SHORT PROBLEM:
Write out all the entries word for word and omit any pictures.
— Begin GIVEN RECORDS —
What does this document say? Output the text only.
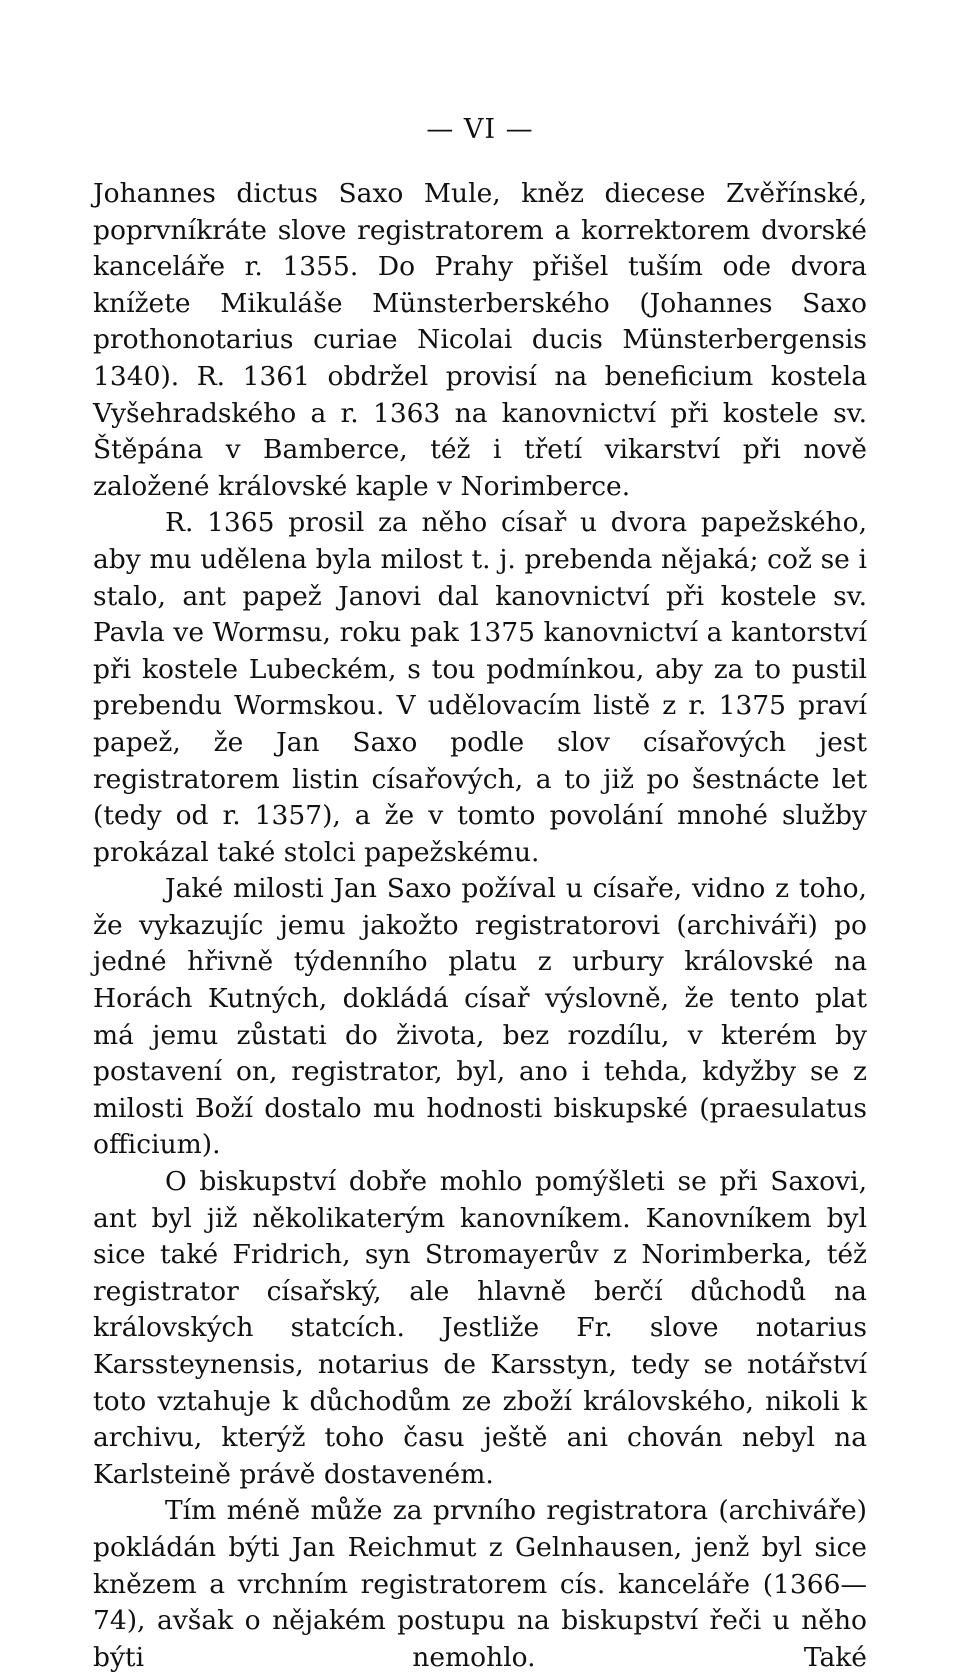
— VI —

Johannes dictus Saxo Mule, kněz diecese Zvěřínské, poprvníkráte slove registratorem a korrektorem dvorské kanceláře r. 1355. Do Prahy přišel tuším ode dvora knížete Mikuláše Münsterberského (Johannes Saxo prothonotarius curiae Nicolai ducis Münsterbergensis 1340). R. 1361 obdržel provisí na beneficium kostela Vyšehradského a r. 1363 na kanovnictví při kostele sv. Štěpána v Bamberce, též i třetí vikarství při nově založené královské kaple v Norimberce.

R. 1365 prosil za něho císař u dvora papežského, aby mu udělena byla milost t. j. prebenda nějaká; což se i stalo, ant papež Janovi dal kanovnictví při kostele sv. Pavla ve Wormsu, roku pak 1375 kanovnictví a kantorství při kostele Lubeckém, s tou podmínkou, aby za to pustil prebendu Wormskou. V udělovacím listě z r. 1375 praví papež, že Jan Saxo podle slov císařových jest registratorem listin císařových, a to již po šestnácte let (tedy od r. 1357), a že v tomto povolání mnohé služby prokázal také stolci papežskému.

Jaké milosti Jan Saxo požíval u císaře, vidno z toho, že vykazujíc jemu jakožto registratorovi (archiváři) po jedné hřivně týdenního platu z urbury královské na Horách Kutných, dokládá císař výslovně, že tento plat má jemu zůstati do života, bez rozdílu, v kterém by postavení on, registrator, byl, ano i tehda, kdyžby se z milosti Boží dostalo mu hodnosti biskupské (praesulatus officium).

O biskupství dobře mohlo pomýšleti se při Saxovi, ant byl již několikaterým kanovníkem. Kanovníkem byl sice také Fridrich, syn Stromayerův z Norimberka, též registrator císařský, ale hlavně berčí důchodů na královských statcích. Jestliže Fr. slove notarius Karssteynensis, notarius de Karsstyn, tedy se notářství toto vztahuje k důchodům ze zboží královského, nikoli k archivu, kterýž toho času ještě ani chován nebyl na Karlsteině právě dostaveném.

Tím méně může za prvního registratora (archiváře) pokládán býti Jan Reichmut z Gelnhausen, jenž byl sice knězem a vrchním registratorem cís. kanceláře (1366—74), avšak o nějakém postupu na biskupství řeči u něho býti nemohlo. Také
— End GIVEN RECORDS —
OUTPUT BELOW:
What does this document say? Output the text only.
— VI —

Johannes dictus Saxo Mule, kněz diecese Zvěřínské, poprvníkráte slove registratorem a korrektorem dvorské kanceláře r. 1355. Do Prahy přišel tuším ode dvora knížete Mikuláše Münsterberského (Johannes Saxo prothonotarius curiae Nicolai ducis Münsterbergensis 1340). R. 1361 obdržel provisí na beneficium kostela Vyšehradského a r. 1363 na kanovnictví při kostele sv. Štěpána v Bamberce, též i třetí vikarství při nově založené královské kaple v Norimberce.

R. 1365 prosil za něho císař u dvora papežského, aby mu udělena byla milost t. j. prebenda nějaká; což se i stalo, ant papež Janovi dal kanovnictví při kostele sv. Pavla ve Wormsu, roku pak 1375 kanovnictví a kantorství při kostele Lubeckém, s tou podmínkou, aby za to pustil prebendu Wormskou. V udělovacím listě z r. 1375 praví papež, že Jan Saxo podle slov císařových jest registratorem listin císařových, a to již po šestnácte let (tedy od r. 1357), a že v tomto povolání mnohé služby prokázal také stolci papežskému.

Jaké milosti Jan Saxo požíval u císaře, vidno z toho, že vykazujíc jemu jakožto registratorovi (archiváři) po jedné hřivně týdenního platu z urbury královské na Horách Kutných, dokládá císař výslovně, že tento plat má jemu zůstati do života, bez rozdílu, v kterém by postavení on, registrator, byl, ano i tehda, kdyžby se z milosti Boží dostalo mu hodnosti biskupské (praesulatus officium).

O biskupství dobře mohlo pomýšleti se při Saxovi, ant byl již několikaterým kanovníkem. Kanovníkem byl sice také Fridrich, syn Stromayerův z Norimberka, též registrator císařský, ale hlavně berčí důchodů na královských statcích. Jestliže Fr. slove notarius Karssteynensis, notarius de Karsstyn, tedy se notářství toto vztahuje k důchodům ze zboží královského, nikoli k archivu, kterýž toho času ještě ani chován nebyl na Karlsteině právě dostaveném.

Tím méně může za prvního registratora (archiváře) pokládán býti Jan Reichmut z Gelnhausen, jenž byl sice knězem a vrchním registratorem cís. kanceláře (1366—74), avšak o nějakém postupu na biskupství řeči u něho býti nemohlo. Také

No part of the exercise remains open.